Refreshing with oAuth refresh tokens isn't atomic?

mstellinga · 03-23-2018 11:46 AM

We have set up Apigee to manage access tokens and refresh tokens for our apps.

We have an endpoint that generates a new access token and refresh token from an existing refresh token. This is done using the oAuthv2 policy. In the flow, after this policy, there's also a callout policy to register some information in our backend, and then we return the new refresh and access token to the app.

Unfortunately, in about .5% of the cases we see refresh failures. This appears to be because the app tries to do a refresh with an old token.

If an error occurs in the flow after the oAuthV2 policy (for example an error on the callout) or a connection error occurs during writing the response, the refresh token never reaches the app and the next refresh call fails.

Essentially, because the refresh is done in a policy, the endpoint isn't atomic, and refreshes with a new refresh token should be.

Is there some way to undo the refresh token generation in a fault flow? Or some setting that will undo the refresh on errors in writing the response?

We're currently using an on-premise installation.

DChiesa

I think I understand the situation. I see the problem you are describing: that the endpoint itself is not atomic. The OAuthV2 policy is atomic, but the endpoint is not. This is a problem in any distributed system based on HTTP.

Apigee Edge is an HTTP Proxy, and it's predicated on the idea of a synchronous HTTP connection. If that connection breaks or fails, then the response is not delivered and the two different parties - the client and the server (the Apigee toke store) have a different view of the world. The Apigee token store thinks the refresh token "generation N" is used and gone, and that there is a new access_token and refresh_token (generation N+1) available for use . The client ... does not know about the refresh_token N+1.

First, make sure your connection is as reliable as possible. What failures cause the problem? You mentioned a callout. Maybe you can enqueue that call, or make it asynchronous (so that it does not affect the API proxy) or otherwise increase its independence or reliability.

To answer your question, there is no way to "undo" the Operation = RefreshAccessToken.

» SET TASK A:
In the forum thread, what kind of Apigee installation is being used?

» RECORDS FOR THIS TASK:

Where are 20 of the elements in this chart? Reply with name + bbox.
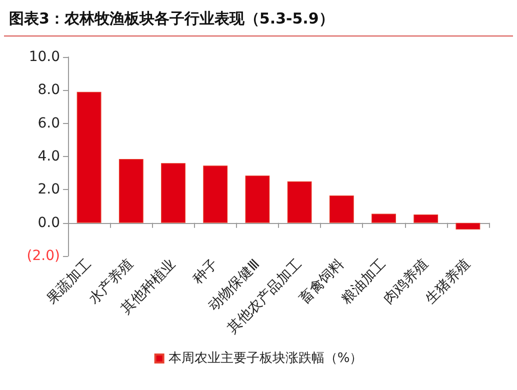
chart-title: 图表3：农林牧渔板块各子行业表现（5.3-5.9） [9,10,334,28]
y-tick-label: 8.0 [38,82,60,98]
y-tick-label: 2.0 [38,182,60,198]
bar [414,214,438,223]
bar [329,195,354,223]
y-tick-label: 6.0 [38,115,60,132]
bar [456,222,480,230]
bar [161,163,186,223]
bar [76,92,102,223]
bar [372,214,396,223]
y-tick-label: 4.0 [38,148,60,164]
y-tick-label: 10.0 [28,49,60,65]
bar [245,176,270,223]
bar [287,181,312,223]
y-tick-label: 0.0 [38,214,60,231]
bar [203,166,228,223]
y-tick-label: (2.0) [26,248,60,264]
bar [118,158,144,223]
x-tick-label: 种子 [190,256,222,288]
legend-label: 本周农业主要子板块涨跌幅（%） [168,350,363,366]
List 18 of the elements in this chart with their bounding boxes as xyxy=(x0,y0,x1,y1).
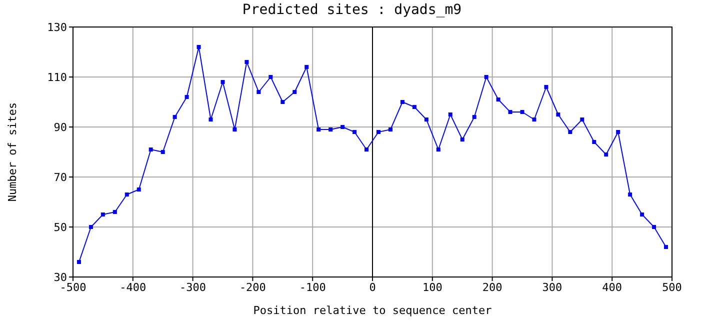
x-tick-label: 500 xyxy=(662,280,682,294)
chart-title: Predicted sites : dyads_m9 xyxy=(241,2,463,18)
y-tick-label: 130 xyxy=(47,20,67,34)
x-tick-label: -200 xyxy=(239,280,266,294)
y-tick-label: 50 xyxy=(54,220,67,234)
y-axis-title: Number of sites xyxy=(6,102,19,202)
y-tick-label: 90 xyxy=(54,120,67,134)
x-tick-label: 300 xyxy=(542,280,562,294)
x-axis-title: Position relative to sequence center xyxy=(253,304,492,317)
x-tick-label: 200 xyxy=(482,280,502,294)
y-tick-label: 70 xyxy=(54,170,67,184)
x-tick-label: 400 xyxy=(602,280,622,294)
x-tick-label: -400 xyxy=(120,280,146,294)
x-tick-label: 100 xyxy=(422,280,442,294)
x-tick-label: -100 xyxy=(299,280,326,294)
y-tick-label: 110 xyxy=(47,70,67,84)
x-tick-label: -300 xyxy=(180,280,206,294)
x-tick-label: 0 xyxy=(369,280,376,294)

...

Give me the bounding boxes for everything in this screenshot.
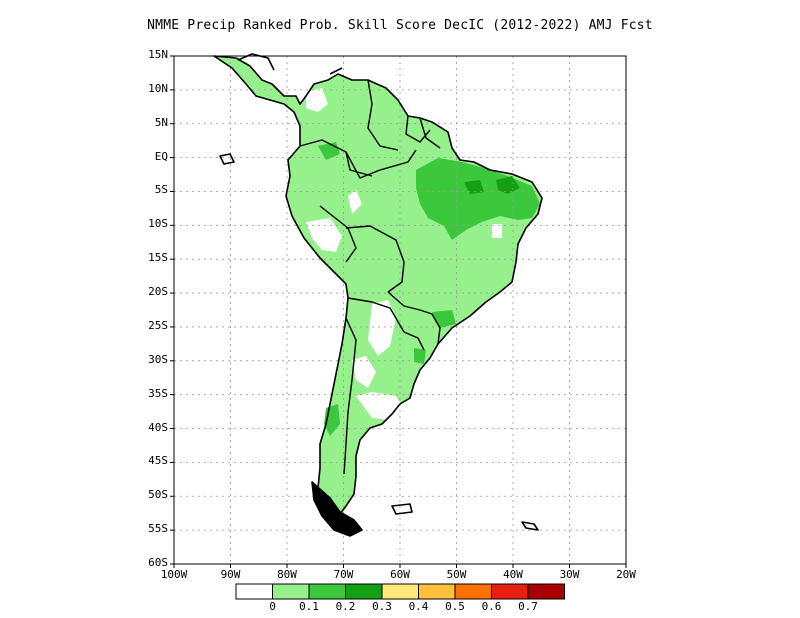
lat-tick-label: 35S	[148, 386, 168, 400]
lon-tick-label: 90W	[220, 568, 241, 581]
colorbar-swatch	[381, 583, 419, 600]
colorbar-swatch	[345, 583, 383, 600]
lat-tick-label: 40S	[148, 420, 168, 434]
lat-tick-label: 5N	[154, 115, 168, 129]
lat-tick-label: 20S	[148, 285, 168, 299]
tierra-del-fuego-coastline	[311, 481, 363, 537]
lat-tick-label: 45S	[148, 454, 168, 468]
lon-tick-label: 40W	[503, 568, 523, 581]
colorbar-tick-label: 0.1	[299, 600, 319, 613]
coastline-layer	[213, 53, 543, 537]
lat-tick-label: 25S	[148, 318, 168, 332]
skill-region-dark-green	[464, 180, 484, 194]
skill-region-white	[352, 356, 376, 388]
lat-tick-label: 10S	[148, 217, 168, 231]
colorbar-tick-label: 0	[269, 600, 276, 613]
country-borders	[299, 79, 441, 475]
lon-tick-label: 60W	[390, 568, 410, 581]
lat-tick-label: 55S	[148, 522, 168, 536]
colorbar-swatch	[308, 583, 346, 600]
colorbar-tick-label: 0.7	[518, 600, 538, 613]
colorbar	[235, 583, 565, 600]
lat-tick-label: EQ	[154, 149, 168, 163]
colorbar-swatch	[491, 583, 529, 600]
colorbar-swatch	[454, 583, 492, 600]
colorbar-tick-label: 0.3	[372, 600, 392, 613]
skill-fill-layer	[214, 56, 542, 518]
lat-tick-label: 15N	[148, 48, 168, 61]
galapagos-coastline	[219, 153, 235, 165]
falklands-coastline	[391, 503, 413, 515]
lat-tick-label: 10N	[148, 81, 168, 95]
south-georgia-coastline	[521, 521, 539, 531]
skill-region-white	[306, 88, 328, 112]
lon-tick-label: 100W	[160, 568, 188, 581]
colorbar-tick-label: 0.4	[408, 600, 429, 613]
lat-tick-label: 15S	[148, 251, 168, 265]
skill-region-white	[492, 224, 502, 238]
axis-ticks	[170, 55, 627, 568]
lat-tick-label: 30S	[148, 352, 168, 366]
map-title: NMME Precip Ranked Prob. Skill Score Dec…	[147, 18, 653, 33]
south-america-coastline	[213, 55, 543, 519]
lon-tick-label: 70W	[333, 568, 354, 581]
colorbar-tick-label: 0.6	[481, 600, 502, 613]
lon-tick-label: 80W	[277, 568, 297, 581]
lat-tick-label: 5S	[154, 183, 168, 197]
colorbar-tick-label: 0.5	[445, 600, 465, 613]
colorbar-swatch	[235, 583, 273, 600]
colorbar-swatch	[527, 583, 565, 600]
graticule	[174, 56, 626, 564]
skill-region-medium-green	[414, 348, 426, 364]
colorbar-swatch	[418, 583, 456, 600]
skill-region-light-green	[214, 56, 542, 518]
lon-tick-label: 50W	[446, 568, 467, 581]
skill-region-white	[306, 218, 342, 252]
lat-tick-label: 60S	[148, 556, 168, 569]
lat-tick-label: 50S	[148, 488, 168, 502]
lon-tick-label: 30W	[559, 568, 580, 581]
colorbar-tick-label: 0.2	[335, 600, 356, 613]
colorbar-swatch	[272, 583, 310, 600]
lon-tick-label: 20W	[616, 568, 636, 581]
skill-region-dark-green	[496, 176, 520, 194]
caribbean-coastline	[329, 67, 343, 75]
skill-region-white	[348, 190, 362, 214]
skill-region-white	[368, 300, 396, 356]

* * *

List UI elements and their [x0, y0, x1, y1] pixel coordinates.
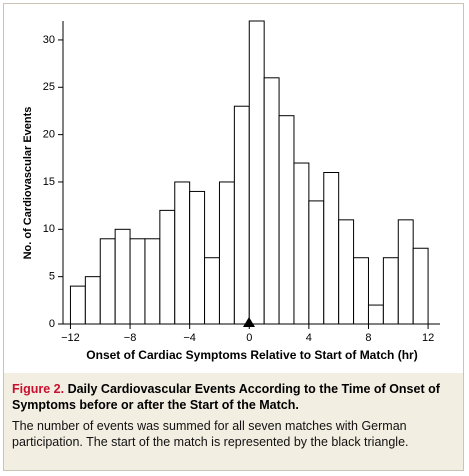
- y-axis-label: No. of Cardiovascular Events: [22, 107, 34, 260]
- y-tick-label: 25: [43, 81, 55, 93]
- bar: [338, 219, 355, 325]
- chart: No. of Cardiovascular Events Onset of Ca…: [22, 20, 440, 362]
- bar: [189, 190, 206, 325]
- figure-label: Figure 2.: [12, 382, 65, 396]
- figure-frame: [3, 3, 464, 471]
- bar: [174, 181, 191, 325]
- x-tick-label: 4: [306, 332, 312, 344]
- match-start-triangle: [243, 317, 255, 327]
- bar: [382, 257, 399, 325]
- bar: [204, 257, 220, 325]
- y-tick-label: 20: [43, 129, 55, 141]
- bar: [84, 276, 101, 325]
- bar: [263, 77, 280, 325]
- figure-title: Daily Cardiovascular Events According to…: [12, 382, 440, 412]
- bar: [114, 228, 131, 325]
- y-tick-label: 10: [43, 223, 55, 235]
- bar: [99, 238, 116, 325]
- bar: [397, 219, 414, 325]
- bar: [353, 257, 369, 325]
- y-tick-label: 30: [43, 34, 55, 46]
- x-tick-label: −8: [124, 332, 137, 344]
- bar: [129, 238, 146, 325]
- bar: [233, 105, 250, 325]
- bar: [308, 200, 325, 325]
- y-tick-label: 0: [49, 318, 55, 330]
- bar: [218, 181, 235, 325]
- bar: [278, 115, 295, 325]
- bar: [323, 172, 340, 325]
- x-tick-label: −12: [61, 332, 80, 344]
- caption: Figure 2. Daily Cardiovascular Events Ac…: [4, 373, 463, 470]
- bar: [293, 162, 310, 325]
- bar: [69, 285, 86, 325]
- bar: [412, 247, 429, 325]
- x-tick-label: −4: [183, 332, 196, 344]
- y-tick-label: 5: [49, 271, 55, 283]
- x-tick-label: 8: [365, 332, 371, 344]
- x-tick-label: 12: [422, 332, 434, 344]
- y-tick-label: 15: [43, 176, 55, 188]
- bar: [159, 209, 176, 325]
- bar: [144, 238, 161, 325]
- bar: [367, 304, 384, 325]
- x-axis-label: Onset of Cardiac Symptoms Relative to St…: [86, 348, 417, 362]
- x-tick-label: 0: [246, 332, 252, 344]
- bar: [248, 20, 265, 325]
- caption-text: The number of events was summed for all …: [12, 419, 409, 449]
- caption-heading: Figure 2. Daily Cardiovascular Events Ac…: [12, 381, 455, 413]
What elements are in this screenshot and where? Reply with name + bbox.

» SET TASK B:
From the rows, print the lines between the one holding "386, 168, 400]" and the one holding "481, 363, 537]", inclusive.

» FINISHED ANSWER A:
An on-premise installation.

» FINISHED ANSWER B:
lat-tick-label: 35S	[148, 386, 168, 400]
lon-tick-label: 90W	[220, 568, 241, 581]
colorbar-swatch	[381, 583, 419, 600]
colorbar-swatch	[345, 583, 383, 600]
lat-tick-label: 40S	[148, 420, 168, 434]
lat-tick-label: 5N	[154, 115, 168, 129]
lat-tick-label: 20S	[148, 285, 168, 299]
tierra-del-fuego-coastline	[311, 481, 363, 537]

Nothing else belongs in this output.